Saved entries:
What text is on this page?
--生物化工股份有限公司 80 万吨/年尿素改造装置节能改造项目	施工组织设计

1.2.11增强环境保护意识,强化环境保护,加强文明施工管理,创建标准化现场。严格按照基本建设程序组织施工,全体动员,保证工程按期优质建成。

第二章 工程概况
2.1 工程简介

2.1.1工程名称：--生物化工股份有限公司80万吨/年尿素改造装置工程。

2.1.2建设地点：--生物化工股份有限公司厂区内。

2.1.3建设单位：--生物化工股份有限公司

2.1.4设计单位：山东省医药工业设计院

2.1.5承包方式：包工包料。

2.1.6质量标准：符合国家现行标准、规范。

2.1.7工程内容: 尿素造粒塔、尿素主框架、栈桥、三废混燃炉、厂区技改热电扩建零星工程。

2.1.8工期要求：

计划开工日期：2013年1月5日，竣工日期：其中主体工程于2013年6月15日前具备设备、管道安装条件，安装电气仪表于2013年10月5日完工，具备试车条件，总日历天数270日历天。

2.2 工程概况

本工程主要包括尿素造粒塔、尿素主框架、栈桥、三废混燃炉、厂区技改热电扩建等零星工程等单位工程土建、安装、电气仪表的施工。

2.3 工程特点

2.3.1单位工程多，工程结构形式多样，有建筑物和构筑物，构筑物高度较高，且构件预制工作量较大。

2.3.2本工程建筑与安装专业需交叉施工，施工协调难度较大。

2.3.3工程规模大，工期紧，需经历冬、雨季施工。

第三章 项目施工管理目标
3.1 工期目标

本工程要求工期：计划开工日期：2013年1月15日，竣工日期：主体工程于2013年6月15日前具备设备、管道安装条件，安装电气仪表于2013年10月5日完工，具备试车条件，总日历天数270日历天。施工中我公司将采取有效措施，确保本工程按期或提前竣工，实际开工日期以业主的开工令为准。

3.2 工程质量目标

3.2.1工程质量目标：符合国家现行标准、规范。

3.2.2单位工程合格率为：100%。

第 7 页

> WHAT TO WORK ON
All the entries above need to be reproduced exactly.

> RESPONSE FOR THIS EXERCISE
What text is on this page?
--生物化工股份有限公司 80 万吨/年尿素改造装置节能改造项目	施工组织设计

1.2.11增强环境保护意识,强化环境保护,加强文明施工管理,创建标准化现场。严格按照基本建设程序组织施工,全体动员,保证工程按期优质建成。

第二章 工程概况
2.1 工程简介

2.1.1工程名称：--生物化工股份有限公司80万吨/年尿素改造装置工程。

2.1.2建设地点：--生物化工股份有限公司厂区内。

2.1.3建设单位：--生物化工股份有限公司

2.1.4设计单位：山东省医药工业设计院

2.1.5承包方式：包工包料。

2.1.6质量标准：符合国家现行标准、规范。

2.1.7工程内容: 尿素造粒塔、尿素主框架、栈桥、三废混燃炉、厂区技改热电扩建零星工程。

2.1.8工期要求：

计划开工日期：2013年1月5日，竣工日期：其中主体工程于2013年6月15日前具备设备、管道安装条件，安装电气仪表于2013年10月5日完工，具备试车条件，总日历天数270日历天。

2.2 工程概况

本工程主要包括尿素造粒塔、尿素主框架、栈桥、三废混燃炉、厂区技改热电扩建等零星工程等单位工程土建、安装、电气仪表的施工。

2.3 工程特点

2.3.1单位工程多，工程结构形式多样，有建筑物和构筑物，构筑物高度较高，且构件预制工作量较大。

2.3.2本工程建筑与安装专业需交叉施工，施工协调难度较大。

2.3.3工程规模大，工期紧，需经历冬、雨季施工。

第三章 项目施工管理目标
3.1 工期目标

本工程要求工期：计划开工日期：2013年1月15日，竣工日期：主体工程于2013年6月15日前具备设备、管道安装条件，安装电气仪表于2013年10月5日完工，具备试车条件，总日历天数270日历天。施工中我公司将采取有效措施，确保本工程按期或提前竣工，实际开工日期以业主的开工令为准。

3.2 工程质量目标

3.2.1工程质量目标：符合国家现行标准、规范。

3.2.2单位工程合格率为：100%。

第 7 页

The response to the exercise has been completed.